== ITEMS

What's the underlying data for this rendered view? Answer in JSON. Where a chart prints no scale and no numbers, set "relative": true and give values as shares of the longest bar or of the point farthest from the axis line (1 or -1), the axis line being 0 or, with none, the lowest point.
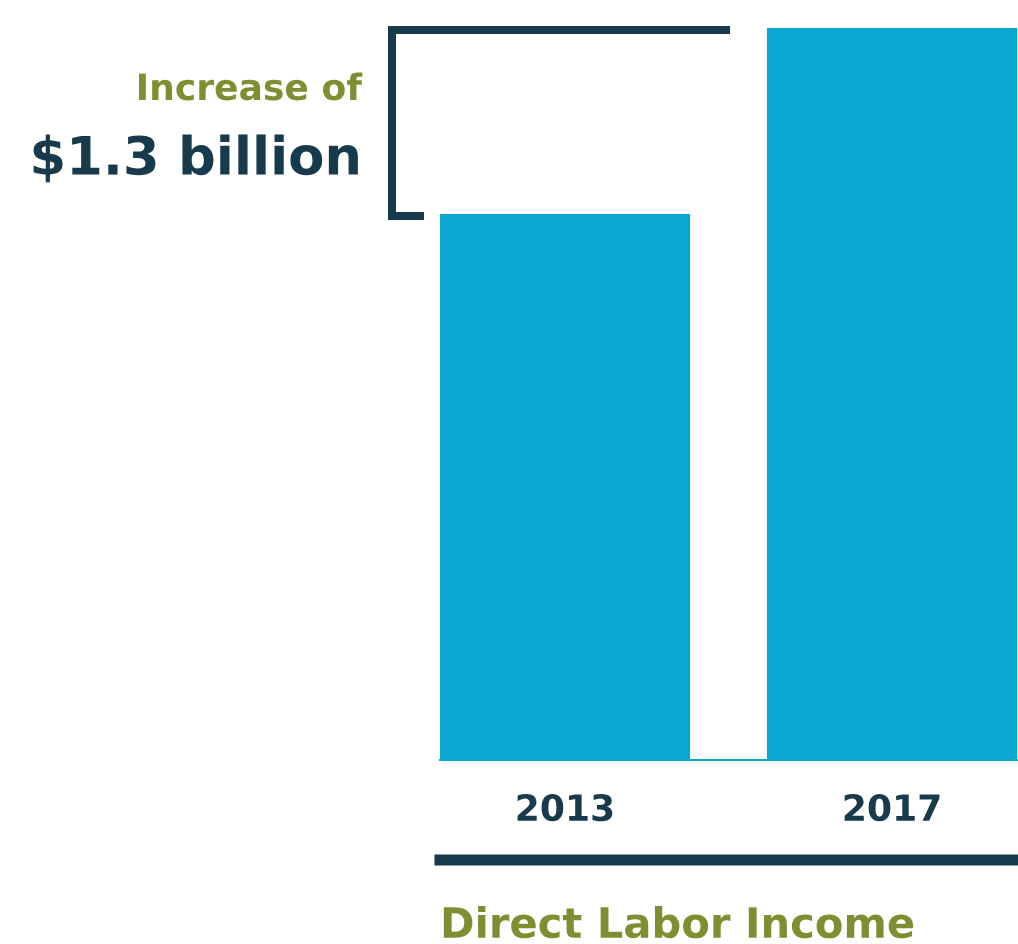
{
  "chart_data": {
    "type": "bar",
    "relative": true,
    "categories": [
      "2013",
      "2017"
    ],
    "values": [
      0.746,
      1
    ],
    "color": "#09a7d1",
    "xlabel": "Direct Labor Income",
    "annotations": [
      "Increase of",
      "$1.3 billion"
    ],
    "grid": false,
    "legend": false
  }
}
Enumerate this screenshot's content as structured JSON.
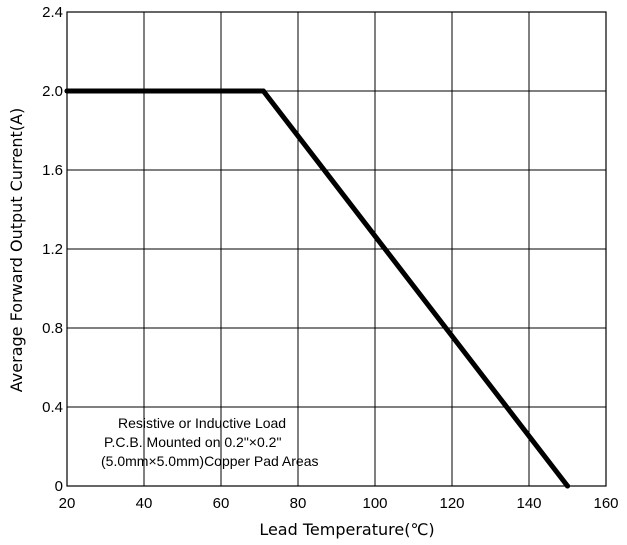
{
  "chart_data": {
    "type": "line",
    "title": "",
    "xlabel": "Lead Temperature(℃)",
    "ylabel": "Average Forward Output Current(A)",
    "xlim": [
      20,
      160
    ],
    "ylim": [
      0,
      2.4
    ],
    "grid": true,
    "x_ticks": [
      20,
      40,
      60,
      80,
      100,
      120,
      140,
      160
    ],
    "y_ticks": [
      0,
      0.4,
      0.8,
      1.2,
      1.6,
      2.0,
      2.4
    ],
    "x_tick_labels": [
      "20",
      "40",
      "60",
      "80",
      "100",
      "120",
      "140",
      "160"
    ],
    "y_tick_labels": [
      "0",
      "0.4",
      "0.8",
      "1.2",
      "1.6",
      "2.0",
      "2.4"
    ],
    "series": [
      {
        "x": [
          20,
          71,
          150
        ],
        "y": [
          2.0,
          2.0,
          0
        ]
      }
    ],
    "annotations": [
      "Resistive or Inductive Load",
      "P.C.B. Mounted on 0.2\"×0.2\"",
      "(5.0mm×5.0mm)Copper Pad Areas"
    ],
    "colors": {
      "line": "#000000",
      "grid": "#000000",
      "background": "#ffffff"
    }
  }
}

====

Repeat each entry exactly as it appears; skip any picture.

What's the underlying data for this rendered view? Answer in JSON. Where a chart prints no scale and no numbers, set "relative": true and give values as shares of the longest bar or of the point farthest from the axis line (1 or -1), the axis line being 0 or, with none, the lowest point.
{
  "chart_data": {
    "type": "bar",
    "relative": true,
    "categories": [
      "2013",
      "2017"
    ],
    "values": [
      0.746,
      1
    ],
    "color": "#09a7d1",
    "xlabel": "Direct Labor Income",
    "annotations": [
      "Increase of",
      "$1.3 billion"
    ],
    "grid": false,
    "legend": false
  }
}
Enumerate this screenshot's content as structured JSON.
{
  "chart_data": {
    "type": "line",
    "title": "",
    "xlabel": "Lead Temperature(℃)",
    "ylabel": "Average Forward Output Current(A)",
    "xlim": [
      20,
      160
    ],
    "ylim": [
      0,
      2.4
    ],
    "grid": true,
    "x_ticks": [
      20,
      40,
      60,
      80,
      100,
      120,
      140,
      160
    ],
    "y_ticks": [
      0,
      0.4,
      0.8,
      1.2,
      1.6,
      2.0,
      2.4
    ],
    "x_tick_labels": [
      "20",
      "40",
      "60",
      "80",
      "100",
      "120",
      "140",
      "160"
    ],
    "y_tick_labels": [
      "0",
      "0.4",
      "0.8",
      "1.2",
      "1.6",
      "2.0",
      "2.4"
    ],
    "series": [
      {
        "x": [
          20,
          71,
          150
        ],
        "y": [
          2.0,
          2.0,
          0
        ]
      }
    ],
    "annotations": [
      "Resistive or Inductive Load",
      "P.C.B. Mounted on 0.2\"×0.2\"",
      "(5.0mm×5.0mm)Copper Pad Areas"
    ],
    "colors": {
      "line": "#000000",
      "grid": "#000000",
      "background": "#ffffff"
    }
  }
}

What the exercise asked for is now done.